- **Data entries**

──────────────────────────────

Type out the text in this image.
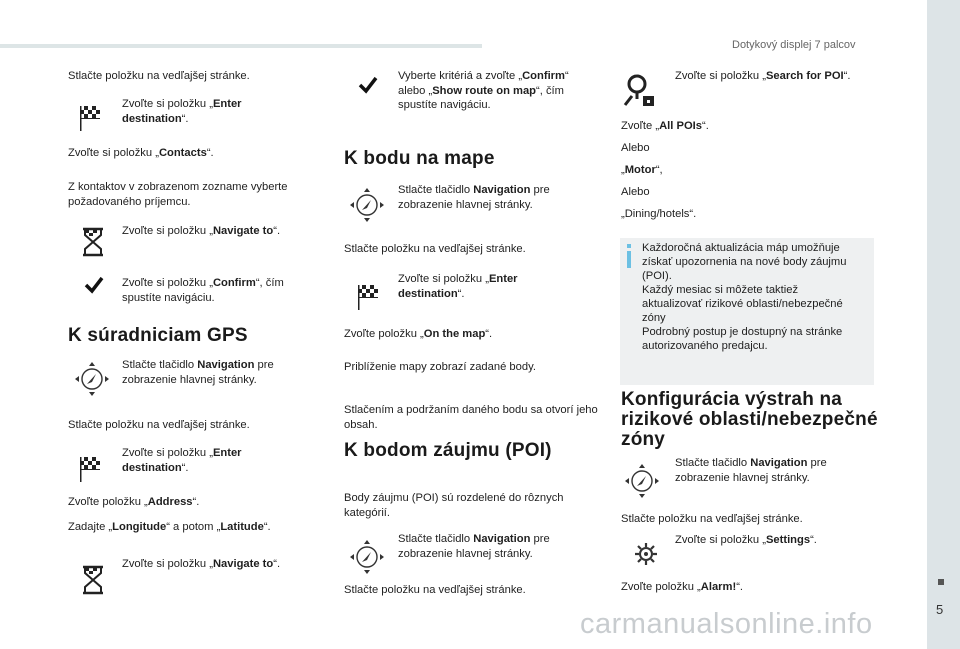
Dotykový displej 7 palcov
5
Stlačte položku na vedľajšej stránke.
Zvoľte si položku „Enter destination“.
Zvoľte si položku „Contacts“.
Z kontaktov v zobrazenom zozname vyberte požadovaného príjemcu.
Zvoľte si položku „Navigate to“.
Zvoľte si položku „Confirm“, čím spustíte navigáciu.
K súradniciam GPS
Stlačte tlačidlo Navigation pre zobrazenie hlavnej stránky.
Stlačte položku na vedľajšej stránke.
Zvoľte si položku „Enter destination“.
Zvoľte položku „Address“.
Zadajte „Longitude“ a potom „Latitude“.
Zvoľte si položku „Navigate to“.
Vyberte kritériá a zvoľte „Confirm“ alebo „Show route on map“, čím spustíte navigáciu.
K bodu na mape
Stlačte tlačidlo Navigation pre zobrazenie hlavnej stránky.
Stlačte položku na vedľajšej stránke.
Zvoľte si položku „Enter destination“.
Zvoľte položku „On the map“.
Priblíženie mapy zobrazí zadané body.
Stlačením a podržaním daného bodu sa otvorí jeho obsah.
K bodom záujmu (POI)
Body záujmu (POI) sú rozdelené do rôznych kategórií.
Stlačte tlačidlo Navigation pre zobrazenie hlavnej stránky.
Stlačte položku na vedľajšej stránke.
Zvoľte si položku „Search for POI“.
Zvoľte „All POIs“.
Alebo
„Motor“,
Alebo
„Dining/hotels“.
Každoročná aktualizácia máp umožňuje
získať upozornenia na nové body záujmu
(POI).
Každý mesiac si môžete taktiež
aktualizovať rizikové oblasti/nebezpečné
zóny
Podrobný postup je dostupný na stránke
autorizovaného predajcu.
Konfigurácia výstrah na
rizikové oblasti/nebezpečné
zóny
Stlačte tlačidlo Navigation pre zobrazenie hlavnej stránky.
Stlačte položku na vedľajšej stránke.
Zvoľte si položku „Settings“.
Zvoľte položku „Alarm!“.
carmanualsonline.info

──────────────────────────────

- **GOAL OF THE EXERCISE**
State the number of lines in this listing that contain the string "navigáciu", and add nothing else.

- **COMPLETE ANSWER**
2